*Supplied records*.
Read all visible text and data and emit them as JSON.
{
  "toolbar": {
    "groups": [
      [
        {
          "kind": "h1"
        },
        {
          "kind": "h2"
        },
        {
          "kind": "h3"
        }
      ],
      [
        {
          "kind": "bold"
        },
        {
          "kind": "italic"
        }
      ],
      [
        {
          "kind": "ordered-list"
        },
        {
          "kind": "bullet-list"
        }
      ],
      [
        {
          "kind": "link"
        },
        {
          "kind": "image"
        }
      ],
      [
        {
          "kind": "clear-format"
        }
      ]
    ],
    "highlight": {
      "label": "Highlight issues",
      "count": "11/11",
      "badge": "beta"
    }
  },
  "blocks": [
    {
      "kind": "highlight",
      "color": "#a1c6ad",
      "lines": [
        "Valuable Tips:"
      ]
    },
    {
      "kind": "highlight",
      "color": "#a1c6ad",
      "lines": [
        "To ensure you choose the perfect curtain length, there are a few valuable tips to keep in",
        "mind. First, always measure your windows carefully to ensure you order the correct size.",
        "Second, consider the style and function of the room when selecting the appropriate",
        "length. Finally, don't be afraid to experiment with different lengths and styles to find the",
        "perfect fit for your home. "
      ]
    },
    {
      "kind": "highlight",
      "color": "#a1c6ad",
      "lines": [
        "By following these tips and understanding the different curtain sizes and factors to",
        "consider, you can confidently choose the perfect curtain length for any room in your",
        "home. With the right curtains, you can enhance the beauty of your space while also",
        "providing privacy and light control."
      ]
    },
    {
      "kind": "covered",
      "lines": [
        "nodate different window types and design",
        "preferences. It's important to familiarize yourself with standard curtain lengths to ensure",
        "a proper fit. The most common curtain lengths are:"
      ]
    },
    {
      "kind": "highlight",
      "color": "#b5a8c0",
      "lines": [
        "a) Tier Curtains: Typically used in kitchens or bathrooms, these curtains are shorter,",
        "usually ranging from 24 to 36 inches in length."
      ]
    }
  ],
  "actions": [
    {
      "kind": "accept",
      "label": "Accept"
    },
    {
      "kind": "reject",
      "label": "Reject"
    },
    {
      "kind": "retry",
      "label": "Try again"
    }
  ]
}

*Task brief*.
Retype all of the material above with every character intact.

*Solution to the problem*.
Read all visible text and data and emit them as JSON.
{
  "toolbar": {
    "groups": [
      [
        {
          "kind": "h1"
        },
        {
          "kind": "h2"
        },
        {
          "kind": "h3"
        }
      ],
      [
        {
          "kind": "bold"
        },
        {
          "kind": "italic"
        }
      ],
      [
        {
          "kind": "ordered-list"
        },
        {
          "kind": "bullet-list"
        }
      ],
      [
        {
          "kind": "link"
        },
        {
          "kind": "image"
        }
      ],
      [
        {
          "kind": "clear-format"
        }
      ]
    ],
    "highlight": {
      "label": "Highlight issues",
      "count": "11/11",
      "badge": "beta"
    }
  },
  "blocks": [
    {
      "kind": "highlight",
      "color": "#a1c6ad",
      "lines": [
        "Valuable Tips:"
      ]
    },
    {
      "kind": "highlight",
      "color": "#a1c6ad",
      "lines": [
        "To ensure you choose the perfect curtain length, there are a few valuable tips to keep in",
        "mind. First, always measure your windows carefully to ensure you order the correct size.",
        "Second, consider the style and function of the room when selecting the appropriate",
        "length. Finally, don't be afraid to experiment with different lengths and styles to find the",
        "perfect fit for your home. "
      ]
    },
    {
      "kind": "highlight",
      "color": "#a1c6ad",
      "lines": [
        "By following these tips and understanding the different curtain sizes and factors to",
        "consider, you can confidently choose the perfect curtain length for any room in your",
        "home. With the right curtains, you can enhance the beauty of your space while also",
        "providing privacy and light control."
      ]
    },
    {
      "kind": "covered",
      "lines": [
        "nodate different window types and design",
        "preferences. It's important to familiarize yourself with standard curtain lengths to ensure",
        "a proper fit. The most common curtain lengths are:"
      ]
    },
    {
      "kind": "highlight",
      "color": "#b5a8c0",
      "lines": [
        "a) Tier Curtains: Typically used in kitchens or bathrooms, these curtains are shorter,",
        "usually ranging from 24 to 36 inches in length."
      ]
    }
  ],
  "actions": [
    {
      "kind": "accept",
      "label": "Accept"
    },
    {
      "kind": "reject",
      "label": "Reject"
    },
    {
      "kind": "retry",
      "label": "Try again"
    }
  ]
}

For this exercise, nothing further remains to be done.